[INSTRUCTION] Copy every line, leaving nothing out and adding nothing.

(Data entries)
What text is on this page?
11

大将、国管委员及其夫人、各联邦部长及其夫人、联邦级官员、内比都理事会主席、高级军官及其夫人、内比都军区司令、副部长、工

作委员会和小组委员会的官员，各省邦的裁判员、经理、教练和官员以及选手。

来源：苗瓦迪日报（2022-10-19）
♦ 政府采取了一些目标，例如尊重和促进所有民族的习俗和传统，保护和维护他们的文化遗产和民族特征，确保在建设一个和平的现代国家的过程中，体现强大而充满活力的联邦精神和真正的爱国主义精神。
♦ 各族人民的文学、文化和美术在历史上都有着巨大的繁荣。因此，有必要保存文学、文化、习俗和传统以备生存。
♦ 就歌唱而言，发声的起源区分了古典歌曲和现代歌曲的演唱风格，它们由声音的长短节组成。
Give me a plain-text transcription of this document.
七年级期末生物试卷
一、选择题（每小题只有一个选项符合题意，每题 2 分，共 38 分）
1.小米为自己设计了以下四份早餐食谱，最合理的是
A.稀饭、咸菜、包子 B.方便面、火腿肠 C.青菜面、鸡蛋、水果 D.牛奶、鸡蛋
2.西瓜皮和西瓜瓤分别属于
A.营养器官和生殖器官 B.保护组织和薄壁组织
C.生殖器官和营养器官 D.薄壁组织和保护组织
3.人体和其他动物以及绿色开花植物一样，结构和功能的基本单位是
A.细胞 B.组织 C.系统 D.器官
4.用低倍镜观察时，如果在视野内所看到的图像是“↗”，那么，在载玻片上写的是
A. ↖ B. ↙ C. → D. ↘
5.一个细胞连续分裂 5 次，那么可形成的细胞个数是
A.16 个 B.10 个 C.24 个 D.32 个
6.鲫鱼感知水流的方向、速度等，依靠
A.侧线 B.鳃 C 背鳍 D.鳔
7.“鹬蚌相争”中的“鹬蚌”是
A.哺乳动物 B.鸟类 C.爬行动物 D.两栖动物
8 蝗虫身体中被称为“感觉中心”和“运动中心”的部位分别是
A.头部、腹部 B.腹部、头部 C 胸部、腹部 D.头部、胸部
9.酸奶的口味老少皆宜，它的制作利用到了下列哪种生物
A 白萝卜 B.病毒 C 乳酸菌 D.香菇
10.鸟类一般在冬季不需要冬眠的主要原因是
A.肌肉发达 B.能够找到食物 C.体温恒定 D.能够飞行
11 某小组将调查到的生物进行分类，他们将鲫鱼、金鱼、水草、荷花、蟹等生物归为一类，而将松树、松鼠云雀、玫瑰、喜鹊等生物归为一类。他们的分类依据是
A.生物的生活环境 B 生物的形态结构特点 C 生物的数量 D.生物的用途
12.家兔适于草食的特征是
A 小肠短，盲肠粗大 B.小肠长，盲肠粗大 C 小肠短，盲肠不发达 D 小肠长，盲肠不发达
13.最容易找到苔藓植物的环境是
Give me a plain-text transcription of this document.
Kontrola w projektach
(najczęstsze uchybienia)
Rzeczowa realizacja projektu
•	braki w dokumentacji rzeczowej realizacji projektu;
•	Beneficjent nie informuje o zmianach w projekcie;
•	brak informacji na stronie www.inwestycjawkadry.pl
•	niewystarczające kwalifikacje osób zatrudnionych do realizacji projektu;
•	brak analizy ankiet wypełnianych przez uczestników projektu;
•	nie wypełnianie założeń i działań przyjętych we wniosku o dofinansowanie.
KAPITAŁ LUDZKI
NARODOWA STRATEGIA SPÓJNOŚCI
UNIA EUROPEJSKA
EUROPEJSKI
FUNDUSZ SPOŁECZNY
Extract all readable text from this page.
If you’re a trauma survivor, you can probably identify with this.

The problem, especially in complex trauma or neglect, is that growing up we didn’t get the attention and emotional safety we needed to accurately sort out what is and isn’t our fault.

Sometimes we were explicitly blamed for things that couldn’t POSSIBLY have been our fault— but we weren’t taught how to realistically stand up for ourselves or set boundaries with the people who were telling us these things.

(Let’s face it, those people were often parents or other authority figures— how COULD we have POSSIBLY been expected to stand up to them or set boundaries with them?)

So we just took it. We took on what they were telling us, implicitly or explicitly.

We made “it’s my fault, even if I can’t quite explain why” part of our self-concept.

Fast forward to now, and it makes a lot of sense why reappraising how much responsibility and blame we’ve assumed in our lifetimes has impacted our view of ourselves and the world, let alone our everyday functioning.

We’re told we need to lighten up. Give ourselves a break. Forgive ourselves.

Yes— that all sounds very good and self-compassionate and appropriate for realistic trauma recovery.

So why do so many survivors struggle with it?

[IN RESPONSE]
What text is on this page?
11

大将、国管委员及其夫人、各联邦部长及其夫人、联邦级官员、内比都理事会主席、高级军官及其夫人、内比都军区司令、副部长、工

作委员会和小组委员会的官员，各省邦的裁判员、经理、教练和官员以及选手。

来源：苗瓦迪日报（2022-10-19）
♦ 政府采取了一些目标，例如尊重和促进所有民族的习俗和传统，保护和维护他们的文化遗产和民族特征，确保在建设一个和平的现代国家的过程中，体现强大而充满活力的联邦精神和真正的爱国主义精神。
♦ 各族人民的文学、文化和美术在历史上都有着巨大的繁荣。因此，有必要保存文学、文化、习俗和传统以备生存。
♦ 就歌唱而言，发声的起源区分了古典歌曲和现代歌曲的演唱风格，它们由声音的长短节组成。
Give me a plain-text transcription of this document.
七年级期末生物试卷
一、选择题（每小题只有一个选项符合题意，每题 2 分，共 38 分）
1.小米为自己设计了以下四份早餐食谱，最合理的是
A.稀饭、咸菜、包子 B.方便面、火腿肠 C.青菜面、鸡蛋、水果 D.牛奶、鸡蛋
2.西瓜皮和西瓜瓤分别属于
A.营养器官和生殖器官 B.保护组织和薄壁组织
C.生殖器官和营养器官 D.薄壁组织和保护组织
3.人体和其他动物以及绿色开花植物一样，结构和功能的基本单位是
A.细胞 B.组织 C.系统 D.器官
4.用低倍镜观察时，如果在视野内所看到的图像是“↗”，那么，在载玻片上写的是
A. ↖ B. ↙ C. → D. ↘
5.一个细胞连续分裂 5 次，那么可形成的细胞个数是
A.16 个 B.10 个 C.24 个 D.32 个
6.鲫鱼感知水流的方向、速度等，依靠
A.侧线 B.鳃 C 背鳍 D.鳔
7.“鹬蚌相争”中的“鹬蚌”是
A.哺乳动物 B.鸟类 C.爬行动物 D.两栖动物
8 蝗虫身体中被称为“感觉中心”和“运动中心”的部位分别是
A.头部、腹部 B.腹部、头部 C 胸部、腹部 D.头部、胸部
9.酸奶的口味老少皆宜，它的制作利用到了下列哪种生物
A 白萝卜 B.病毒 C 乳酸菌 D.香菇
10.鸟类一般在冬季不需要冬眠的主要原因是
A.肌肉发达 B.能够找到食物 C.体温恒定 D.能够飞行
11 某小组将调查到的生物进行分类，他们将鲫鱼、金鱼、水草、荷花、蟹等生物归为一类，而将松树、松鼠云雀、玫瑰、喜鹊等生物归为一类。他们的分类依据是
A.生物的生活环境 B 生物的形态结构特点 C 生物的数量 D.生物的用途
12.家兔适于草食的特征是
A 小肠短，盲肠粗大 B.小肠长，盲肠粗大 C 小肠短，盲肠不发达 D 小肠长，盲肠不发达
13.最容易找到苔藓植物的环境是
Give me a plain-text transcription of this document.
Kontrola w projektach
(najczęstsze uchybienia)
Rzeczowa realizacja projektu
•	braki w dokumentacji rzeczowej realizacji projektu;
•	Beneficjent nie informuje o zmianach w projekcie;
•	brak informacji na stronie www.inwestycjawkadry.pl
•	niewystarczające kwalifikacje osób zatrudnionych do realizacji projektu;
•	brak analizy ankiet wypełnianych przez uczestników projektu;
•	nie wypełnianie założeń i działań przyjętych we wniosku o dofinansowanie.
KAPITAŁ LUDZKI
NARODOWA STRATEGIA SPÓJNOŚCI
UNIA EUROPEJSKA
EUROPEJSKI
FUNDUSZ SPOŁECZNY
Extract all readable text from this page.
If you’re a trauma survivor, you can probably identify with this.

The problem, especially in complex trauma or neglect, is that growing up we didn’t get the attention and emotional safety we needed to accurately sort out what is and isn’t our fault.

Sometimes we were explicitly blamed for things that couldn’t POSSIBLY have been our fault— but we weren’t taught how to realistically stand up for ourselves or set boundaries with the people who were telling us these things.

(Let’s face it, those people were often parents or other authority figures— how COULD we have POSSIBLY been expected to stand up to them or set boundaries with them?)

So we just took it. We took on what they were telling us, implicitly or explicitly.

We made “it’s my fault, even if I can’t quite explain why” part of our self-concept.

Fast forward to now, and it makes a lot of sense why reappraising how much responsibility and blame we’ve assumed in our lifetimes has impacted our view of ourselves and the world, let alone our everyday functioning.

We’re told we need to lighten up. Give ourselves a break. Forgive ourselves.

Yes— that all sounds very good and self-compassionate and appropriate for realistic trauma recovery.

So why do so many survivors struggle with it?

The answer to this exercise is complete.